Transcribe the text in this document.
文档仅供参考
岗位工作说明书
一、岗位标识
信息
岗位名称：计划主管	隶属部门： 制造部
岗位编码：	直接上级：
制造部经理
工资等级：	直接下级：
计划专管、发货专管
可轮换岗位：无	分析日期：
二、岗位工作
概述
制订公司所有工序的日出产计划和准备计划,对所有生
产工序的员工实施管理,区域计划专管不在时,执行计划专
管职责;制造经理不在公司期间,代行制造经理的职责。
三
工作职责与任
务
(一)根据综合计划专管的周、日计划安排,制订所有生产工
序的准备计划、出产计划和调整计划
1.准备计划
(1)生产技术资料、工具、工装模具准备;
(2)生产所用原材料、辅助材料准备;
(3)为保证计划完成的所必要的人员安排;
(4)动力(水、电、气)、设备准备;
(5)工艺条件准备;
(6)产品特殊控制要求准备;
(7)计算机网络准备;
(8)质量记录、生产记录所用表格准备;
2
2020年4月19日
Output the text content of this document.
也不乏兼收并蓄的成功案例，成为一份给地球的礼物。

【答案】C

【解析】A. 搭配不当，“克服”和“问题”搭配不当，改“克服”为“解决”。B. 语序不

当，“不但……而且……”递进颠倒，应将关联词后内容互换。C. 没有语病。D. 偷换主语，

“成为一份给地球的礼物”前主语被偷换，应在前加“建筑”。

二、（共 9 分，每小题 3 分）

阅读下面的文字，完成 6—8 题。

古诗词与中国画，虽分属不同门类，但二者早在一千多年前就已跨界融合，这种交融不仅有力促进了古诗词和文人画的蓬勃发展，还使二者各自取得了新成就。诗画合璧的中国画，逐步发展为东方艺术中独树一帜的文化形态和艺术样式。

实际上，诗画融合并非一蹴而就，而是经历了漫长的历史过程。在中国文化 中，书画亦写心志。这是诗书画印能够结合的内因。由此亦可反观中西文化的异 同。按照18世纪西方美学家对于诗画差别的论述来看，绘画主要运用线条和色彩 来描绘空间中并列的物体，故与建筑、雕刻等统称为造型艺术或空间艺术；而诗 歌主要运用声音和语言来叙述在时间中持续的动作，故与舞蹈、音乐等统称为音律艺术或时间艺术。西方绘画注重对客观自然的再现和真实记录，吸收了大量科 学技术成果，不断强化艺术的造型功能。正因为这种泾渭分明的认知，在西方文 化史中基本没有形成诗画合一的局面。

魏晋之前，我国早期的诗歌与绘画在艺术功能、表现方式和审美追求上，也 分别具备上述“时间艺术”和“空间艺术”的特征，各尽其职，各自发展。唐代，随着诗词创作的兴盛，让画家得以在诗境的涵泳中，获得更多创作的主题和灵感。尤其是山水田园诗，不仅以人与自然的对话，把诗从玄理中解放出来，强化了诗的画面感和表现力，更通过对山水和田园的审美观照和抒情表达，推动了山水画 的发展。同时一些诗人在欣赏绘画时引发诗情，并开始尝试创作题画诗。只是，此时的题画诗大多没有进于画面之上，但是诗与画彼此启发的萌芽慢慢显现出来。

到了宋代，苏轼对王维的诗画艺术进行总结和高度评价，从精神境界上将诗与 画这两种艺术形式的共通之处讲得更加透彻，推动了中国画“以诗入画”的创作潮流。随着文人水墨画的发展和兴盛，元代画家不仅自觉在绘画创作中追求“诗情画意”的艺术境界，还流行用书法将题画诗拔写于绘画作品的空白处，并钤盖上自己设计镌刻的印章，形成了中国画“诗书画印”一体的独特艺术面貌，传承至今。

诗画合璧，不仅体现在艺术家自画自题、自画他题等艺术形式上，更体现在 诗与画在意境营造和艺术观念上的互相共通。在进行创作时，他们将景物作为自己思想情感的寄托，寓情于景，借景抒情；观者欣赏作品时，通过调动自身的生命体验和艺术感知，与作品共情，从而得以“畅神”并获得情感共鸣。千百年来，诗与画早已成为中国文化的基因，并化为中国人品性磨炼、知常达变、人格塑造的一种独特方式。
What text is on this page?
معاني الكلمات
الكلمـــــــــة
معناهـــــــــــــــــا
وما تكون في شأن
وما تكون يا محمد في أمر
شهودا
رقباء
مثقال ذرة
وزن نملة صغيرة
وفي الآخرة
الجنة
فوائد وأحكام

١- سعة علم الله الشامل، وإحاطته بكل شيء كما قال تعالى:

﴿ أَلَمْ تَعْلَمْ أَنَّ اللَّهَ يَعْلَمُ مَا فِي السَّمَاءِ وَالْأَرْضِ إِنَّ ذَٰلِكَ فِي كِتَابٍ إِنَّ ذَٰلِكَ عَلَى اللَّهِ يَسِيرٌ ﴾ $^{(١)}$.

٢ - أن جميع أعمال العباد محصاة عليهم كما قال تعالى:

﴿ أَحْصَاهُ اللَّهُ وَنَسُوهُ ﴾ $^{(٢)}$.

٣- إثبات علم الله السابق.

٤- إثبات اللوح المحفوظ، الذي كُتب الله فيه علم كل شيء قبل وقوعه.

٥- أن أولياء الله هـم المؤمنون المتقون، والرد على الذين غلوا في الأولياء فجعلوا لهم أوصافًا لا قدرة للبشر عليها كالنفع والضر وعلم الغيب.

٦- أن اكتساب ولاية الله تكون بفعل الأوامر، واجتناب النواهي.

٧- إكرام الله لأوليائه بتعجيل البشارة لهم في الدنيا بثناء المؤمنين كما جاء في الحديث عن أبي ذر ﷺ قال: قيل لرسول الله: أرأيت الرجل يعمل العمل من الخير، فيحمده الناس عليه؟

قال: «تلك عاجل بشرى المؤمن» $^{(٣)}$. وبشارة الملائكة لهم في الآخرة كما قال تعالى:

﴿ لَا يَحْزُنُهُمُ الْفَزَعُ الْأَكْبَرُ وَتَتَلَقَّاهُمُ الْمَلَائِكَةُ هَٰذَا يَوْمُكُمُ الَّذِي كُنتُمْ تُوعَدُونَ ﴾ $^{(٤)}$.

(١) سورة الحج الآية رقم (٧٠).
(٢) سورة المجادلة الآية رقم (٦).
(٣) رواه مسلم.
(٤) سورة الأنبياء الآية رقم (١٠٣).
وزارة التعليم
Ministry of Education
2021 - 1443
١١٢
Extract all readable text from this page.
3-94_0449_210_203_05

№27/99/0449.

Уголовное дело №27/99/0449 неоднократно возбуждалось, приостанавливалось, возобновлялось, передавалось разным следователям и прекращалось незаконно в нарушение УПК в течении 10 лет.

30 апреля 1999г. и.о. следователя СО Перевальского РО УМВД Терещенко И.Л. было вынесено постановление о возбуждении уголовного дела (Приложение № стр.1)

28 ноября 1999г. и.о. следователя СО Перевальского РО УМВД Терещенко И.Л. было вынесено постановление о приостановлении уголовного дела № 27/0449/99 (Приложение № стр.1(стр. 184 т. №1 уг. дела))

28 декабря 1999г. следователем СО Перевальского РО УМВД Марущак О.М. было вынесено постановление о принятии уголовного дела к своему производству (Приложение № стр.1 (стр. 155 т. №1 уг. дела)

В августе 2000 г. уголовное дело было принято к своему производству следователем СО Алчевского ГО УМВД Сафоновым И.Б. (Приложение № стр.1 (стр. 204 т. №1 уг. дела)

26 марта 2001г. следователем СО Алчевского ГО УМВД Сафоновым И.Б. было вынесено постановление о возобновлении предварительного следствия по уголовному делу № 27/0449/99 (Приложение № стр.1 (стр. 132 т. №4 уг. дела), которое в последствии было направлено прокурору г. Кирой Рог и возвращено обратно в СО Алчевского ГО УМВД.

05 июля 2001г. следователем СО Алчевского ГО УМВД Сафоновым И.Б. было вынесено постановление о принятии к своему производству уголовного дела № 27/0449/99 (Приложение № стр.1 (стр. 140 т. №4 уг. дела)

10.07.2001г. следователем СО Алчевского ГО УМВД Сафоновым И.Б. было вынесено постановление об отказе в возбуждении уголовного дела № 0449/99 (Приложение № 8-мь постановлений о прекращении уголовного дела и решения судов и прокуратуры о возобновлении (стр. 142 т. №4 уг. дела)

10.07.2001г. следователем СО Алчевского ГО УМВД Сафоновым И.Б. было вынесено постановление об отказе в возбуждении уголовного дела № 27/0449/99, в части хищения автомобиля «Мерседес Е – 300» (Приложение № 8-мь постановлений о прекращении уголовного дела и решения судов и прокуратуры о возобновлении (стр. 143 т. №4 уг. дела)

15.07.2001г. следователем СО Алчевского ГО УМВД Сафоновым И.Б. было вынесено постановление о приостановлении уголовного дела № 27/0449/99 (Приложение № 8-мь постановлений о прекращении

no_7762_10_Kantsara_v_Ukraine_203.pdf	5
*-*-*
Copy out each line in the listing that has the word "تعالى".

> TASK SOLUTION:
١- سعة علم الله الشامل، وإحاطته بكل شيء كما قال تعالى:
٢ - أن جميع أعمال العباد محصاة عليهم كما قال تعالى:
قال: «تلك عاجل بشرى المؤمن» $^{(٣)}$. وبشارة الملائكة لهم في الآخرة كما قال تعالى:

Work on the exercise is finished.